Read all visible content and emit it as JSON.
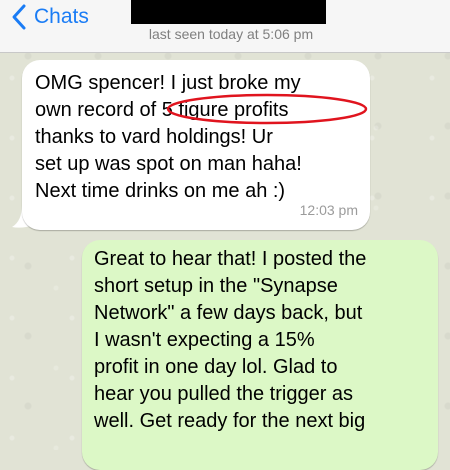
{
  "header": {
    "back_label": "Chats",
    "last_seen": "last seen today at 5:06 pm"
  },
  "messages": [
    {
      "direction": "incoming",
      "text": "OMG spencer! I just broke my\nown record of 5 figure profits\nthanks to vard holdings! Ur\nset up was spot on man haha!\nNext time drinks on me ah :)",
      "time": "12:03 pm"
    },
    {
      "direction": "outgoing",
      "text": "Great to hear that! I posted the\nshort setup in the \"Synapse\nNetwork\" a few days back, but\nI wasn't expecting a 15%\nprofit in one day lol. Glad to\nhear you pulled the trigger as\nwell. Get ready for the next big"
    }
  ],
  "colors": {
    "accent": "#1a7cf5",
    "incoming_bubble": "#ffffff",
    "outgoing_bubble": "#dcf8c6",
    "annotation": "#e0141e"
  },
  "icons": {
    "back": "chevron-left-icon"
  }
}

● ● ● ● ● ● ●

▶ [The exercise] Filter the entries down to the lines with the word "time" in them.

▶ [Answer to the problem]
      "text": "OMG spencer! I just broke my\nown record of 5 figure profits\nthanks to vard holdings! Ur\nset up was spot on man haha!\nNext time drinks on me ah :)",
      "time": "12:03 pm"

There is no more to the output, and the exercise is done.